The problem
In the material below, the lines containing the word "частным" are required; copy each of them.

Source records
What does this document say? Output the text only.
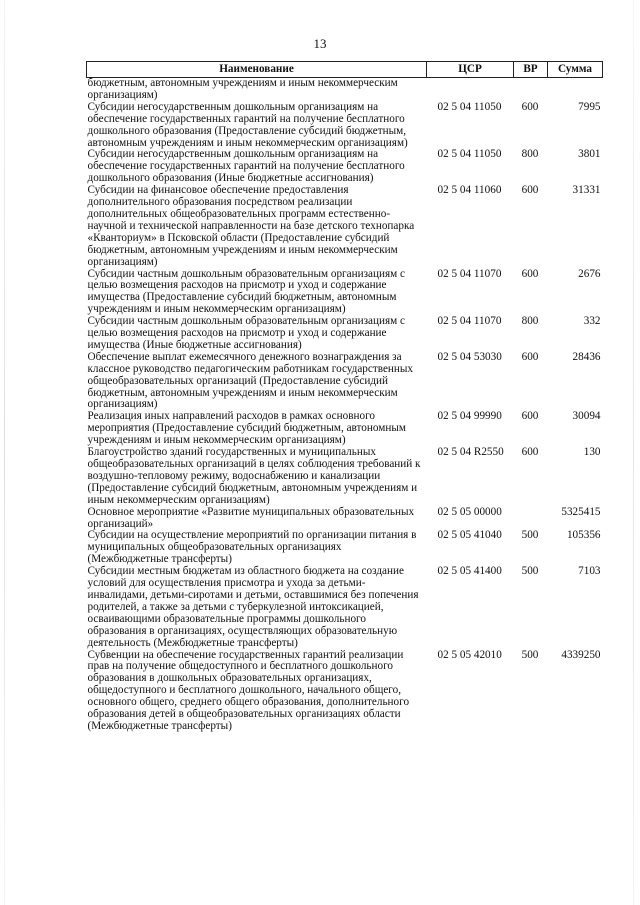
13
Наименование	ЦСР	ВР	Сумма
бюджетным, автономным учреждениям и иным некоммерческим организациям)			
Субсидии негосударственным дошкольным организациям на обеспечение государственных гарантий на получение бесплатного дошкольного образования (Предоставление субсидий бюджетным, автономным учреждениям и иным некоммерческим организациям)	02 5 04 11050	600	7995
Субсидии негосударственным дошкольным организациям на обеспечение государственных гарантий на получение бесплатного дошкольного образования (Иные бюджетные ассигнования)	02 5 04 11050	800	3801
Субсидии на финансовое обеспечение предоставления дополнительного образования посредством реализации дополнительных общеобразовательных программ естественно-научной и технической направленности на базе детского технопарка «Кванториум» в Псковской области (Предоставление субсидий бюджетным, автономным учреждениям и иным некоммерческим организациям)	02 5 04 11060	600	31331
Субсидии частным дошкольным образовательным организациям с целью возмещения расходов на присмотр и уход и содержание имущества (Предоставление субсидий бюджетным, автономным учреждениям и иным некоммерческим организациям)	02 5 04 11070	600	2676
Субсидии частным дошкольным образовательным организациям с целью возмещения расходов на присмотр и уход и содержание имущества (Иные бюджетные ассигнования)	02 5 04 11070	800	332
Обеспечение выплат ежемесячного денежного вознаграждения за классное руководство педагогическим работникам государственных общеобразовательных организаций (Предоставление субсидий бюджетным, автономным учреждениям и иным некоммерческим организациям)	02 5 04 53030	600	28436
Реализация иных направлений расходов в рамках основного мероприятия (Предоставление субсидий бюджетным, автономным учреждениям и иным некоммерческим организациям)	02 5 04 99990	600	30094
Благоустройство зданий государственных и муниципальных общеобразовательных организаций в целях соблюдения требований к воздушно-тепловому режиму, водоснабжению и канализации (Предоставление субсидий бюджетным, автономным учреждениям и иным некоммерческим организациям)	02 5 04 R2550	600	130
Основное мероприятие «Развитие муниципальных образовательных организаций»	02 5 05 00000		5325415
Субсидии на осуществление мероприятий по организации питания в муниципальных общеобразовательных организациях (Межбюджетные трансферты)	02 5 05 41040	500	105356
Субсидии местным бюджетам из областного бюджета на создание условий для осуществления присмотра и ухода за детьми-инвалидами, детьми-сиротами и детьми, оставшимися без попечения родителей, а также за детьми с туберкулезной интоксикацией, осваивающими образовательные программы дошкольного образования в организациях, осуществляющих образовательную деятельность (Межбюджетные трансферты)	02 5 05 41400	500	7103
Субвенции на обеспечение государственных гарантий реализации прав на получение общедоступного и бесплатного дошкольного образования в дошкольных образовательных организациях, общедоступного и бесплатного дошкольного, начального общего, основного общего, среднего общего образования, дополнительного образования детей в общеобразовательных организациях области (Межбюджетные трансферты)	02 5 05 42010	500	4339250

Result below
Субсидии частным дошкольным образовательным организациям с целью возмещения расходов на присмотр и уход и содержание имущества (Предоставление субсидий бюджетным, автономным учреждениям и иным некоммерческим организациям)	02 5 04 11070	600	2676
Субсидии частным дошкольным образовательным организациям с целью возмещения расходов на присмотр и уход и содержание имущества (Иные бюджетные ассигнования)	02 5 04 11070	800	332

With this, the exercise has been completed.